#### Exercise prompt:
The complete listing should be restated exactly.

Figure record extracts
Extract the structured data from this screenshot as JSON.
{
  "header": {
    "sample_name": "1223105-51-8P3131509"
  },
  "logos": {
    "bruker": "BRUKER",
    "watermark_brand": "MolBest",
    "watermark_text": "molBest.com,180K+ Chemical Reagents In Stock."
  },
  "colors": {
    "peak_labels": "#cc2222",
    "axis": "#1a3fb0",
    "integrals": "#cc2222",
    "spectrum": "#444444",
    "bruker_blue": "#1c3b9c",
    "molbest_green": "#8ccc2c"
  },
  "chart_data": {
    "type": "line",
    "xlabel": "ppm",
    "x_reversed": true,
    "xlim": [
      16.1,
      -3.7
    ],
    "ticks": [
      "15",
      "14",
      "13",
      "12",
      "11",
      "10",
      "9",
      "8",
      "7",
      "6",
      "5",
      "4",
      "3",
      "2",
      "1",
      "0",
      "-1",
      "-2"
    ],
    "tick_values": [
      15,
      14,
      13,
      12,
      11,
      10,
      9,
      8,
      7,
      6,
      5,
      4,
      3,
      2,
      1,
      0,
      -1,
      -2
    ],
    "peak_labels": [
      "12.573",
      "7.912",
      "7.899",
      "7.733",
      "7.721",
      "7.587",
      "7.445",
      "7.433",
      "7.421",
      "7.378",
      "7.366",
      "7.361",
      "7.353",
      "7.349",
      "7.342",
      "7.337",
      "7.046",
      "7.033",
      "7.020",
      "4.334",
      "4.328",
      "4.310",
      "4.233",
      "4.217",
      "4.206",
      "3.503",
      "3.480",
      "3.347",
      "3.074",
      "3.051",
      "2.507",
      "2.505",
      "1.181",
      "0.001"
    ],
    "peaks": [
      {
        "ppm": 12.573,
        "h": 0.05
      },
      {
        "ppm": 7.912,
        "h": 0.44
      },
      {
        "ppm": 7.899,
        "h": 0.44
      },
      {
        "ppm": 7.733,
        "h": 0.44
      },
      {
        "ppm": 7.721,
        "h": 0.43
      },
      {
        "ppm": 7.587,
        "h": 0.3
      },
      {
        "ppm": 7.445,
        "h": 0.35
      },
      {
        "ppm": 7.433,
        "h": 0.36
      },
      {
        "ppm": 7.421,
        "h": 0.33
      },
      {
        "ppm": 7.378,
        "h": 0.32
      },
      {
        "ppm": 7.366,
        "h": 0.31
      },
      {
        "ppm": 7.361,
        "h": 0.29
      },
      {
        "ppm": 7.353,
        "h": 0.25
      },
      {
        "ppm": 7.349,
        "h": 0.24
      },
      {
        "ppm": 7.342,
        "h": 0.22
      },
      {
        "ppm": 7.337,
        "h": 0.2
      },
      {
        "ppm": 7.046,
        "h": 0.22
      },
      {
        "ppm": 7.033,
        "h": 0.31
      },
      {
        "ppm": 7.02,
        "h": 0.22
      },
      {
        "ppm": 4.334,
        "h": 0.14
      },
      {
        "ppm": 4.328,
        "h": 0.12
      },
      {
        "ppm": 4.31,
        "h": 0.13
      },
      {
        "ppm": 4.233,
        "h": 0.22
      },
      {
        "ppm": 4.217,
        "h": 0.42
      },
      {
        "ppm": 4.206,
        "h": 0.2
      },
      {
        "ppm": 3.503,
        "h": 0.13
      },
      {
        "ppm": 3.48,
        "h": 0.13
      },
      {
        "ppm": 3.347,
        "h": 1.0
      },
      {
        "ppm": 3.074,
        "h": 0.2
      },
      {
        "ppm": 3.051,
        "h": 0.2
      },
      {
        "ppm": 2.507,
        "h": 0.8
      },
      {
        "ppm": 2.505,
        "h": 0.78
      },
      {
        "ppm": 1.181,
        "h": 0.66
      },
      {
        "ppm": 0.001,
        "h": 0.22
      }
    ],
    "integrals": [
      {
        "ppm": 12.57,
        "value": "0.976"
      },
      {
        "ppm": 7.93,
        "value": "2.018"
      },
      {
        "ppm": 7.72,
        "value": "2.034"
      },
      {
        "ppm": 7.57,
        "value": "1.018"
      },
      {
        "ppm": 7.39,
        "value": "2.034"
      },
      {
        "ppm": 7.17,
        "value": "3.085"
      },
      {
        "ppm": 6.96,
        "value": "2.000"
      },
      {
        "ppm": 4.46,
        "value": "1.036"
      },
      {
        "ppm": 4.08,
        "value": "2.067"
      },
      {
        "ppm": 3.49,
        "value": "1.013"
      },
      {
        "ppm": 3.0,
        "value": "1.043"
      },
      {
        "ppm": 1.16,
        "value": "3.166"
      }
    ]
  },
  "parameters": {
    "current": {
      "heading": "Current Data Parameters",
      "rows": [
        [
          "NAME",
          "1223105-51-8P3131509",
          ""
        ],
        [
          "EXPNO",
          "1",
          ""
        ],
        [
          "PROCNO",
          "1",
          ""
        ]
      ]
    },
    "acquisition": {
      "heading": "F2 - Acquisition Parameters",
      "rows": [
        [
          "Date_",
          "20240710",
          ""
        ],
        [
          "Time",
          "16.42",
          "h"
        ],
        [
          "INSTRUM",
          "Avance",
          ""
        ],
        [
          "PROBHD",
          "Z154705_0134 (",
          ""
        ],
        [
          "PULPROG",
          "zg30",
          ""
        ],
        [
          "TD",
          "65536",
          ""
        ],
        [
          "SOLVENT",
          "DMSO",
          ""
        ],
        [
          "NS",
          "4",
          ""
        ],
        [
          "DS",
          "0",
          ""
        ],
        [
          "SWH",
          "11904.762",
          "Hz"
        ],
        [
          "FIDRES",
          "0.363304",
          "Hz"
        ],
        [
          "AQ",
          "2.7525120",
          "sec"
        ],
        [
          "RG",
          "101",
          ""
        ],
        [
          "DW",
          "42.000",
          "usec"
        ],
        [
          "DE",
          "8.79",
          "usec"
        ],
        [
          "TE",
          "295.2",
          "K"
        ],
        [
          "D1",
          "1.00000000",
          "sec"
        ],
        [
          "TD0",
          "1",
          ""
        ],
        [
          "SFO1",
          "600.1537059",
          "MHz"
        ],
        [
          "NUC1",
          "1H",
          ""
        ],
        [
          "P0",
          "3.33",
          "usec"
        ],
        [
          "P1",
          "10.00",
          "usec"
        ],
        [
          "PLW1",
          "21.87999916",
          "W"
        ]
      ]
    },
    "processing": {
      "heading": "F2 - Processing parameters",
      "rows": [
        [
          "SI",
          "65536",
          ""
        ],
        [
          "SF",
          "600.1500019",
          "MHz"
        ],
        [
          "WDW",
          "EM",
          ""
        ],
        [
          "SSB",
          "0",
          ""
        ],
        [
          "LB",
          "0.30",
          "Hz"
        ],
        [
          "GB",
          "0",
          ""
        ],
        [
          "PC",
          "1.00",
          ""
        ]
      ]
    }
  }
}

#### Complete output:
Extract the structured data from this screenshot as JSON.
{
  "header": {
    "sample_name": "1223105-51-8P3131509"
  },
  "logos": {
    "bruker": "BRUKER",
    "watermark_brand": "MolBest",
    "watermark_text": "molBest.com,180K+ Chemical Reagents In Stock."
  },
  "colors": {
    "peak_labels": "#cc2222",
    "axis": "#1a3fb0",
    "integrals": "#cc2222",
    "spectrum": "#444444",
    "bruker_blue": "#1c3b9c",
    "molbest_green": "#8ccc2c"
  },
  "chart_data": {
    "type": "line",
    "xlabel": "ppm",
    "x_reversed": true,
    "xlim": [
      16.1,
      -3.7
    ],
    "ticks": [
      "15",
      "14",
      "13",
      "12",
      "11",
      "10",
      "9",
      "8",
      "7",
      "6",
      "5",
      "4",
      "3",
      "2",
      "1",
      "0",
      "-1",
      "-2"
    ],
    "tick_values": [
      15,
      14,
      13,
      12,
      11,
      10,
      9,
      8,
      7,
      6,
      5,
      4,
      3,
      2,
      1,
      0,
      -1,
      -2
    ],
    "peak_labels": [
      "12.573",
      "7.912",
      "7.899",
      "7.733",
      "7.721",
      "7.587",
      "7.445",
      "7.433",
      "7.421",
      "7.378",
      "7.366",
      "7.361",
      "7.353",
      "7.349",
      "7.342",
      "7.337",
      "7.046",
      "7.033",
      "7.020",
      "4.334",
      "4.328",
      "4.310",
      "4.233",
      "4.217",
      "4.206",
      "3.503",
      "3.480",
      "3.347",
      "3.074",
      "3.051",
      "2.507",
      "2.505",
      "1.181",
      "0.001"
    ],
    "peaks": [
      {
        "ppm": 12.573,
        "h": 0.05
      },
      {
        "ppm": 7.912,
        "h": 0.44
      },
      {
        "ppm": 7.899,
        "h": 0.44
      },
      {
        "ppm": 7.733,
        "h": 0.44
      },
      {
        "ppm": 7.721,
        "h": 0.43
      },
      {
        "ppm": 7.587,
        "h": 0.3
      },
      {
        "ppm": 7.445,
        "h": 0.35
      },
      {
        "ppm": 7.433,
        "h": 0.36
      },
      {
        "ppm": 7.421,
        "h": 0.33
      },
      {
        "ppm": 7.378,
        "h": 0.32
      },
      {
        "ppm": 7.366,
        "h": 0.31
      },
      {
        "ppm": 7.361,
        "h": 0.29
      },
      {
        "ppm": 7.353,
        "h": 0.25
      },
      {
        "ppm": 7.349,
        "h": 0.24
      },
      {
        "ppm": 7.342,
        "h": 0.22
      },
      {
        "ppm": 7.337,
        "h": 0.2
      },
      {
        "ppm": 7.046,
        "h": 0.22
      },
      {
        "ppm": 7.033,
        "h": 0.31
      },
      {
        "ppm": 7.02,
        "h": 0.22
      },
      {
        "ppm": 4.334,
        "h": 0.14
      },
      {
        "ppm": 4.328,
        "h": 0.12
      },
      {
        "ppm": 4.31,
        "h": 0.13
      },
      {
        "ppm": 4.233,
        "h": 0.22
      },
      {
        "ppm": 4.217,
        "h": 0.42
      },
      {
        "ppm": 4.206,
        "h": 0.2
      },
      {
        "ppm": 3.503,
        "h": 0.13
      },
      {
        "ppm": 3.48,
        "h": 0.13
      },
      {
        "ppm": 3.347,
        "h": 1.0
      },
      {
        "ppm": 3.074,
        "h": 0.2
      },
      {
        "ppm": 3.051,
        "h": 0.2
      },
      {
        "ppm": 2.507,
        "h": 0.8
      },
      {
        "ppm": 2.505,
        "h": 0.78
      },
      {
        "ppm": 1.181,
        "h": 0.66
      },
      {
        "ppm": 0.001,
        "h": 0.22
      }
    ],
    "integrals": [
      {
        "ppm": 12.57,
        "value": "0.976"
      },
      {
        "ppm": 7.93,
        "value": "2.018"
      },
      {
        "ppm": 7.72,
        "value": "2.034"
      },
      {
        "ppm": 7.57,
        "value": "1.018"
      },
      {
        "ppm": 7.39,
        "value": "2.034"
      },
      {
        "ppm": 7.17,
        "value": "3.085"
      },
      {
        "ppm": 6.96,
        "value": "2.000"
      },
      {
        "ppm": 4.46,
        "value": "1.036"
      },
      {
        "ppm": 4.08,
        "value": "2.067"
      },
      {
        "ppm": 3.49,
        "value": "1.013"
      },
      {
        "ppm": 3.0,
        "value": "1.043"
      },
      {
        "ppm": 1.16,
        "value": "3.166"
      }
    ]
  },
  "parameters": {
    "current": {
      "heading": "Current Data Parameters",
      "rows": [
        [
          "NAME",
          "1223105-51-8P3131509",
          ""
        ],
        [
          "EXPNO",
          "1",
          ""
        ],
        [
          "PROCNO",
          "1",
          ""
        ]
      ]
    },
    "acquisition": {
      "heading": "F2 - Acquisition Parameters",
      "rows": [
        [
          "Date_",
          "20240710",
          ""
        ],
        [
          "Time",
          "16.42",
          "h"
        ],
        [
          "INSTRUM",
          "Avance",
          ""
        ],
        [
          "PROBHD",
          "Z154705_0134 (",
          ""
        ],
        [
          "PULPROG",
          "zg30",
          ""
        ],
        [
          "TD",
          "65536",
          ""
        ],
        [
          "SOLVENT",
          "DMSO",
          ""
        ],
        [
          "NS",
          "4",
          ""
        ],
        [
          "DS",
          "0",
          ""
        ],
        [
          "SWH",
          "11904.762",
          "Hz"
        ],
        [
          "FIDRES",
          "0.363304",
          "Hz"
        ],
        [
          "AQ",
          "2.7525120",
          "sec"
        ],
        [
          "RG",
          "101",
          ""
        ],
        [
          "DW",
          "42.000",
          "usec"
        ],
        [
          "DE",
          "8.79",
          "usec"
        ],
        [
          "TE",
          "295.2",
          "K"
        ],
        [
          "D1",
          "1.00000000",
          "sec"
        ],
        [
          "TD0",
          "1",
          ""
        ],
        [
          "SFO1",
          "600.1537059",
          "MHz"
        ],
        [
          "NUC1",
          "1H",
          ""
        ],
        [
          "P0",
          "3.33",
          "usec"
        ],
        [
          "P1",
          "10.00",
          "usec"
        ],
        [
          "PLW1",
          "21.87999916",
          "W"
        ]
      ]
    },
    "processing": {
      "heading": "F2 - Processing parameters",
      "rows": [
        [
          "SI",
          "65536",
          ""
        ],
        [
          "SF",
          "600.1500019",
          "MHz"
        ],
        [
          "WDW",
          "EM",
          ""
        ],
        [
          "SSB",
          "0",
          ""
        ],
        [
          "LB",
          "0.30",
          "Hz"
        ],
        [
          "GB",
          "0",
          ""
        ],
        [
          "PC",
          "1.00",
          ""
        ]
      ]
    }
  }
}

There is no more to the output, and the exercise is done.